M.D. CONWAY, «Atlantic Monthly», 1860
5
L’opera di Benjamin Franklin
Gli scacchi e l’Illuminismo
Nelle colonie americane quasi tutti volevano evitare, finché era possibile, la guerra contro i soldati di re Giorgio III. Tra costoro c’era anche Benjamin Franklin.1 Ma nel 1774 era ormai chiaro agli occhi di tutti che un conflitto armato era alle porte. Nel dicembre precedente aveva avuto luogo la famosa rivolta del tè, passata alla storia col nome di Boston Tea Party, nella quale alcuni coloni, in segno di protesta contro il monopolio inglese sul commercio de tè, erano saliti su tre navi della Compagnia britannica delle Indie orientali ancorate al porto di Boston e avevano gettato a mare tutte le casse del carico. A quest’atto di sfida e ad altri analoghi avvenuti in altre città americane, il governo inglese rispose approvando cinque provvedimenti speciali che i coloni denominarono Leggi Intollerabili (Intorerable Acts). Al comando del generale Thomas Gage, l’esercito britannico aveva esasperato i controlli sul governo locale, sulle procedure legali e sull’ordine pubblico, facendo naturalmente salire la tensione tra le file dei coloni. Ci si stava avviando verso una guerra sanguinosa che avrebbe cambiato il mondo, la guerra d’Indipendenza americana.
Franklin, che a quel tempo era un famoso giornalista, scienziato, imprenditore nonché dirigente postale, si era anche affermato come uno dei più abili diplomatici delle colonie. Aveva passato la maggior parte dei vent’anni precedenti a Londra e a Parigi e si muoveva a proprio agio nei dedali del potere di tutti i palazzi europei. Tuttavia le sue imprese politiche non furono mai in discussione, per cui, quando la situazione era ormai vicina al suo punto di rottura e Franklin confermò la sua fedeltà all’America la corona inglese decise di sollevarlo dall’incarico, che svolgeva a Londra, di vicedirettore generale delle Poste per le colonie. Franklin accettò il licenziamento con orgoglio. «Volevano farmi cadere in disgrazia e mi hanno concesso un onore» scrisse a un amico. «Ho troppo a cuore gli interessi dell’America e sono un aperto oppositore dei provvedimenti del governo. La mia sostituzione è dunque la dimostrazione della mia dirittura morale.»
Alla fine del 1774 a Londra si respirava un’aria di pesante ostilità nei confronti delle colonie americane, così che Franklin si rese conto che era giunto il momento di ritornare a casa, a Filadelfia. Nonostante nutrisse ancora qualche speranza nella ragionevolezza e nella pace, sapeva ormai che anche se fosse rimasto non sarebbe stato più di alcun aiuto; la guerra sembrava imminente, la sua incolumità era in serio pericolo e la sua reputazione era precipitata dopo le reiterate prove di fedeltà alla causa americana. I giornali di Londra gli riservavano nomignoli non troppo teneri, come “vecchio serpente”, “maestro di maldicenza” e “grande incendiario”. Queste invettive rendevano praticamente impossibile per ogni influente politico britannico incontrarlo in pubblico senza danneggiare la propria carriera. Franklin si preparò saggiamente a ritornare a casa.

DATI FORNITI:
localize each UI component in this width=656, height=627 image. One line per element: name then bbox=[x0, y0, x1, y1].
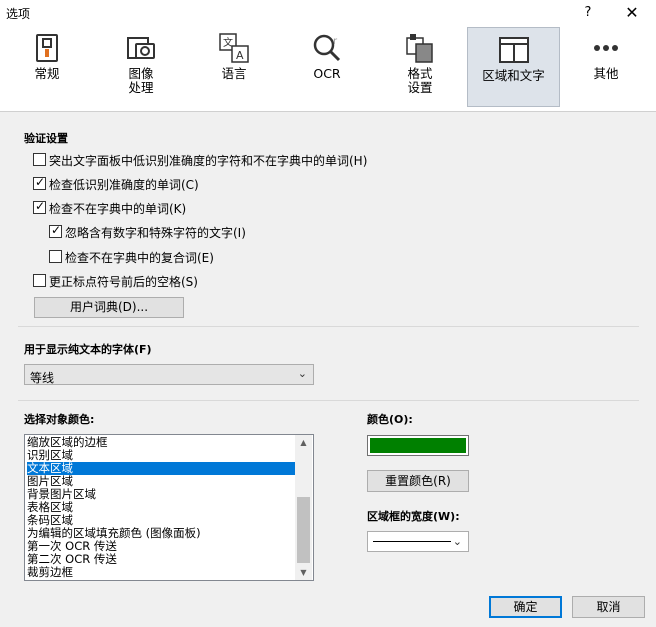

ISTRUZIONI:
a - Cita dal brano su Benjamin Franklin il passo che inizia con le parole "Alla fine del" e si chiude dopo "ritornare a casa.".
b - Rispondi per favore a queste domande sul brano su Benjamin Franklin:
(i) In quale anno era ormai chiaro a tutti che un conflitto armato era alle porte?
(ii) Da quale incarico, svolto a Londra, la corona inglese sollevò Franklin?
(iii) In quale città Franklin decise di fare ritorno?

SOLUZIONI PER ESERCIZIO:
a -
Alla fine del 1774 a Londra si respirava un’aria di pesante ostilità nei confronti delle colonie americane, così che Franklin si rese conto che era giunto il momento di ritornare a casa, a Filadelfia. Nonostante nutrisse ancora qualche speranza nella ragionevolezza e nella pace, sapeva ormai che anche se fosse rimasto non sarebbe stato più di alcun aiuto; la guerra sembrava imminente, la sua incolumità era in serio pericolo e la sua reputazione era precipitata dopo le reiterate prove di fedeltà alla causa americana. I giornali di Londra gli riservavano nomignoli non troppo teneri, come “vecchio serpente”, “maestro di maldicenza” e “grande incendiario”. Queste invettive rendevano praticamente impossibile per ogni influente politico britannico incontrarlo in pubblico senza danneggiare la propria carriera. Franklin si preparò saggiamente a ritornare a casa.

b -
(i) Nel 1774.
(ii) Dall'incarico di vicedirettore generale delle Poste per le colonie.
(iii) A Filadelfia.